Stored records
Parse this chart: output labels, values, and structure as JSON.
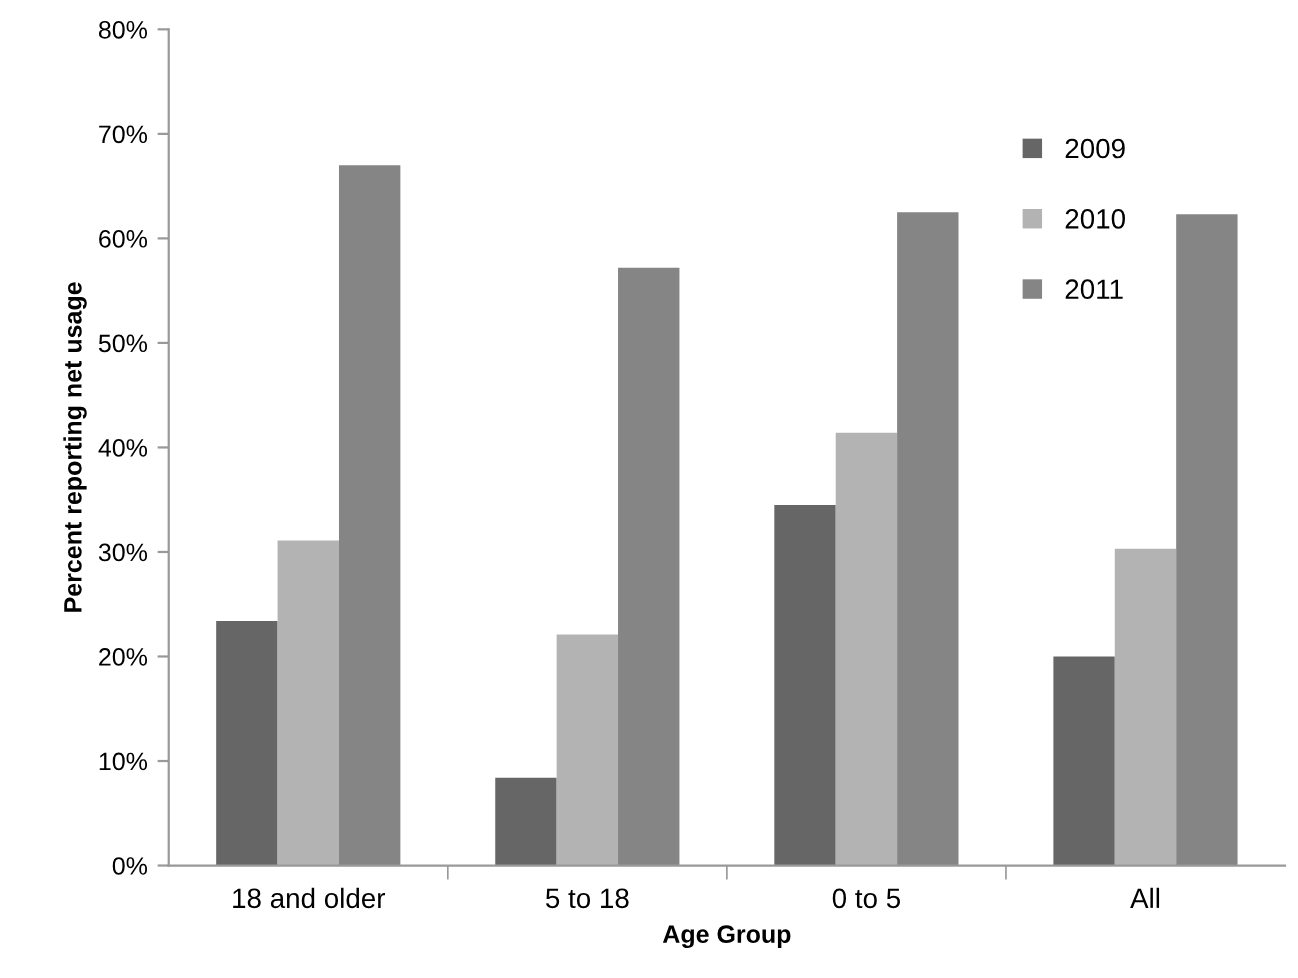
{
  "chart_data": {
    "type": "bar",
    "xlabel": "Age Group",
    "ylabel": "Percent reporting net usage",
    "categories": [
      "18 and older",
      "5 to 18",
      "0 to 5",
      "All"
    ],
    "series": [
      {
        "name": "2009",
        "color": "#666666",
        "values": [
          23.4,
          8.4,
          34.5,
          20.0
        ]
      },
      {
        "name": "2010",
        "color": "#b3b3b3",
        "values": [
          31.1,
          22.1,
          41.4,
          30.3
        ]
      },
      {
        "name": "2011",
        "color": "#858585",
        "values": [
          67.0,
          57.2,
          62.5,
          62.3
        ]
      }
    ],
    "ylim": [
      0,
      80
    ],
    "yticks": [
      {
        "value": 0,
        "label": "0%"
      },
      {
        "value": 10,
        "label": "10%"
      },
      {
        "value": 20,
        "label": "20%"
      },
      {
        "value": 30,
        "label": "30%"
      },
      {
        "value": 40,
        "label": "40%"
      },
      {
        "value": 50,
        "label": "50%"
      },
      {
        "value": 60,
        "label": "60%"
      },
      {
        "value": 70,
        "label": "70%"
      },
      {
        "value": 80,
        "label": "80%"
      }
    ],
    "grid": false,
    "legend": "top right"
  }
}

**Written task:** Print out the material word for word, omitting the pictures.

**Problem solution:**
Parse this chart: output labels, values, and structure as JSON.
{
  "chart_data": {
    "type": "bar",
    "xlabel": "Age Group",
    "ylabel": "Percent reporting net usage",
    "categories": [
      "18 and older",
      "5 to 18",
      "0 to 5",
      "All"
    ],
    "series": [
      {
        "name": "2009",
        "color": "#666666",
        "values": [
          23.4,
          8.4,
          34.5,
          20.0
        ]
      },
      {
        "name": "2010",
        "color": "#b3b3b3",
        "values": [
          31.1,
          22.1,
          41.4,
          30.3
        ]
      },
      {
        "name": "2011",
        "color": "#858585",
        "values": [
          67.0,
          57.2,
          62.5,
          62.3
        ]
      }
    ],
    "ylim": [
      0,
      80
    ],
    "yticks": [
      {
        "value": 0,
        "label": "0%"
      },
      {
        "value": 10,
        "label": "10%"
      },
      {
        "value": 20,
        "label": "20%"
      },
      {
        "value": 30,
        "label": "30%"
      },
      {
        "value": 40,
        "label": "40%"
      },
      {
        "value": 50,
        "label": "50%"
      },
      {
        "value": 60,
        "label": "60%"
      },
      {
        "value": 70,
        "label": "70%"
      },
      {
        "value": 80,
        "label": "80%"
      }
    ],
    "grid": false,
    "legend": "top right"
  }
}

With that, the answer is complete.